■ **Aim of the exercise**: Locate the lines that hold the string "routine". Copy every such line.

■ **Recorded data**:
========================

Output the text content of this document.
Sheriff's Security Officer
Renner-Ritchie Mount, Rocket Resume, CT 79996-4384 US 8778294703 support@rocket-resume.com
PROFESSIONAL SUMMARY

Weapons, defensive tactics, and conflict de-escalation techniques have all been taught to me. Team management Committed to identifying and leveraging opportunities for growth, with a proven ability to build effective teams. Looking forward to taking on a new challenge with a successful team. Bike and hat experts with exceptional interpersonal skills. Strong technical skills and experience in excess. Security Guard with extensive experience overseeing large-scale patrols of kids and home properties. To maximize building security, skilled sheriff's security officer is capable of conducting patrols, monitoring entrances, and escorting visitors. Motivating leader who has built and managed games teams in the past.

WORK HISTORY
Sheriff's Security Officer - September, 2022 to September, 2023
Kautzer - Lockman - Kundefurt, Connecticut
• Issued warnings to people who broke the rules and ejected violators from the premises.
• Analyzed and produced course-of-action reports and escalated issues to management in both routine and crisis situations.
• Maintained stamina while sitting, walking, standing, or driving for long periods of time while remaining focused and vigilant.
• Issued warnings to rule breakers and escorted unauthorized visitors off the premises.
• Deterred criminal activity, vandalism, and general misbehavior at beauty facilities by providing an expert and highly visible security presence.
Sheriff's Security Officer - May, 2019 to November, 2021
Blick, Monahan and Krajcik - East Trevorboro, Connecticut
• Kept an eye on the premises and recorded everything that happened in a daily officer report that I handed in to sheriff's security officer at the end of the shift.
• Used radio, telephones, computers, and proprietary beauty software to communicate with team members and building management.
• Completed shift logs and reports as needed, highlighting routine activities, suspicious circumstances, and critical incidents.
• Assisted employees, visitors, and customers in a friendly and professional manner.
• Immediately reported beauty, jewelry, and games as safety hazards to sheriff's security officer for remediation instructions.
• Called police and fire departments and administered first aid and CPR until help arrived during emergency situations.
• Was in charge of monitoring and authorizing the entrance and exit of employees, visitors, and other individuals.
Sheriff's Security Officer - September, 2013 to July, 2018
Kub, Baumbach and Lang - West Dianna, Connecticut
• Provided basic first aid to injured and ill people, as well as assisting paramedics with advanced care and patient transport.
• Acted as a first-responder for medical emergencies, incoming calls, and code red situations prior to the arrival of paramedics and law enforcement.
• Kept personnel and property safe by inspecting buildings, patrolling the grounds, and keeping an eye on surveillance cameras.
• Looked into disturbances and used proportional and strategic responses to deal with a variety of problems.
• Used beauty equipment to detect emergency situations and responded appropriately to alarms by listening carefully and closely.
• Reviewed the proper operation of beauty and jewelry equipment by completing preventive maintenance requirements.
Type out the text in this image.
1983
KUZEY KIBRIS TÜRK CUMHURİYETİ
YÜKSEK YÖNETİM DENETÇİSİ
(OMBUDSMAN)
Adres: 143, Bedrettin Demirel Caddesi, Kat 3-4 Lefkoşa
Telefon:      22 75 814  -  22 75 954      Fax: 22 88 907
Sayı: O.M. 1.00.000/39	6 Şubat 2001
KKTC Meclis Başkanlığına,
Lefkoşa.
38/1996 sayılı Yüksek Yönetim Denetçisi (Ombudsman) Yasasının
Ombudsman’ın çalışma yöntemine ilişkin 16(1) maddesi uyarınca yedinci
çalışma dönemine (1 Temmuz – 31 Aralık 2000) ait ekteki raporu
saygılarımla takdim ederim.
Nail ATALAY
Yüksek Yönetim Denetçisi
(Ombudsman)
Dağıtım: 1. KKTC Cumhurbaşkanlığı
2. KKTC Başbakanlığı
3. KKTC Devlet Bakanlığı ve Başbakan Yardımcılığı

========================

■ **Answer to this task**:
• Analyzed and produced course-of-action reports and escalated issues to management in both routine and crisis situations.
• Completed shift logs and reports as needed, highlighting routine activities, suspicious circumstances, and critical incidents.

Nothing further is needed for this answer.